### Goal
Comb the records below for the string "학생들에게" and copy each line where it turns up.
· · · · ·
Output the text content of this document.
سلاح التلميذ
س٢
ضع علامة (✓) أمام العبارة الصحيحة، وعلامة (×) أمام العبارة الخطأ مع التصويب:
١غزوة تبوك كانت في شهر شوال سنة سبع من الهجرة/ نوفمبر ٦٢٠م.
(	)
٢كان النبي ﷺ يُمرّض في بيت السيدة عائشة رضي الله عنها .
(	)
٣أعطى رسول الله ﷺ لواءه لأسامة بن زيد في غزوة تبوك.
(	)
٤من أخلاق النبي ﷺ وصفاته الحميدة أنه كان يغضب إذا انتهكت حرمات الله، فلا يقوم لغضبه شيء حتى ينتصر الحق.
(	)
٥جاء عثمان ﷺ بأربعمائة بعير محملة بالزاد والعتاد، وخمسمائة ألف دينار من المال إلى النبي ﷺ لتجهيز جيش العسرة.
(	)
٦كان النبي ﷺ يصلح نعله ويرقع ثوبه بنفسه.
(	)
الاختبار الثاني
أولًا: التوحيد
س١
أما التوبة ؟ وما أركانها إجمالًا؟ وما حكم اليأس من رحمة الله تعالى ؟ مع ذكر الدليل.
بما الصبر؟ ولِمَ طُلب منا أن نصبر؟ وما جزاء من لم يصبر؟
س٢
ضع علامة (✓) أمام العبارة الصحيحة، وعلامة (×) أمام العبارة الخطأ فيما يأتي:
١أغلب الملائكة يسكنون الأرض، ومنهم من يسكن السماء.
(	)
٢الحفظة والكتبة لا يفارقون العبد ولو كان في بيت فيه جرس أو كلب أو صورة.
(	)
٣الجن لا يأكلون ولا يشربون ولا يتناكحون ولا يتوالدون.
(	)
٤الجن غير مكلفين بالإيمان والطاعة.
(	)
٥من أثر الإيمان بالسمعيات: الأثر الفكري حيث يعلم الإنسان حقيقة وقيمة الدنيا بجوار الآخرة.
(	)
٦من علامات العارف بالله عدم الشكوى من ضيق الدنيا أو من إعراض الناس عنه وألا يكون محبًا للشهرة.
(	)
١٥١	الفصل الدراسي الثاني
· · · · ·
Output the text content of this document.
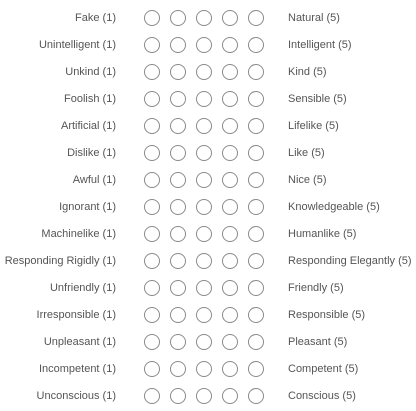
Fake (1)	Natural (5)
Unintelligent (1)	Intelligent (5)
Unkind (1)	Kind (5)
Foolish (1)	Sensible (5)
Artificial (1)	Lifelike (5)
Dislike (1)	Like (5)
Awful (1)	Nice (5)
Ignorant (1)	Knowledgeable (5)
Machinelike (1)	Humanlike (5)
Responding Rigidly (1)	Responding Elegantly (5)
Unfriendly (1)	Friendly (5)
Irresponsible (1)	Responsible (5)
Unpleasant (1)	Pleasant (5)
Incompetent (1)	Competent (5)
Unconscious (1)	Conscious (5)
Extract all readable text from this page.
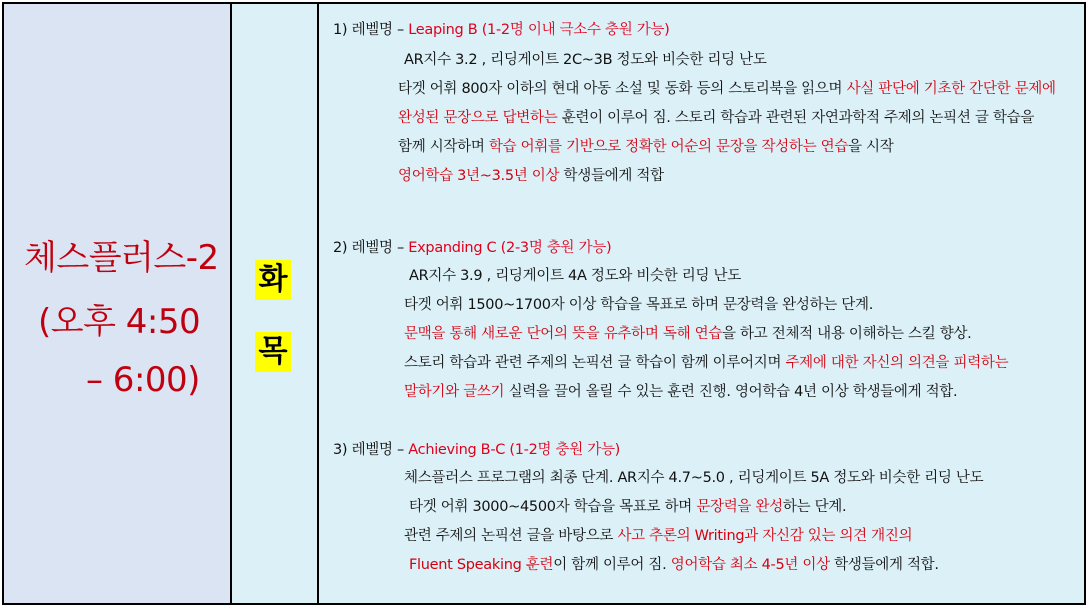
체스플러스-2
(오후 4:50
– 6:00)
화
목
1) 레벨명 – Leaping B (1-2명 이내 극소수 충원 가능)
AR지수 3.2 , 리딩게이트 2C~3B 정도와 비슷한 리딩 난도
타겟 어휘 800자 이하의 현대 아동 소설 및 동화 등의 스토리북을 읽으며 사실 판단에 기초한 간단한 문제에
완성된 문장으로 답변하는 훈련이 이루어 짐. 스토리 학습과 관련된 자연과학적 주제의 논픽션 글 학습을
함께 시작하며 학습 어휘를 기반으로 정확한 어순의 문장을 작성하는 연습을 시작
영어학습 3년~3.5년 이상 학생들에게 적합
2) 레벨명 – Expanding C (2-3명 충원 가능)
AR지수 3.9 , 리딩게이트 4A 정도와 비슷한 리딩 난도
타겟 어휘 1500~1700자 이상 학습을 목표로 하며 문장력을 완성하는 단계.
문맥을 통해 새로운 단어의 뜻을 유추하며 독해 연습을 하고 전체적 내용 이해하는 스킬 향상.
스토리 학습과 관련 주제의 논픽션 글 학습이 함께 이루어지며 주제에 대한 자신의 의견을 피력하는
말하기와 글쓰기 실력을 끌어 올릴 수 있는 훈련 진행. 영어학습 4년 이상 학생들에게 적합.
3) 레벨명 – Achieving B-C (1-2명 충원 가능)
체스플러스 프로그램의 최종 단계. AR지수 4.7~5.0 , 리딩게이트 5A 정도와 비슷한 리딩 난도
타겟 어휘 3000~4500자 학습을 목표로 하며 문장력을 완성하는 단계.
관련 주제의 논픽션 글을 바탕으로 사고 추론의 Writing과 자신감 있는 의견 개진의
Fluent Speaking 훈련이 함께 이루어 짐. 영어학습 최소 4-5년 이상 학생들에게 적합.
· · · · ·
### Task answer
영어학습 3년~3.5년 이상 학생들에게 적합
말하기와 글쓰기 실력을 끌어 올릴 수 있는 훈련 진행. 영어학습 4년 이상 학생들에게 적합.
Fluent Speaking 훈련이 함께 이루어 짐. 영어학습 최소 4-5년 이상 학생들에게 적합.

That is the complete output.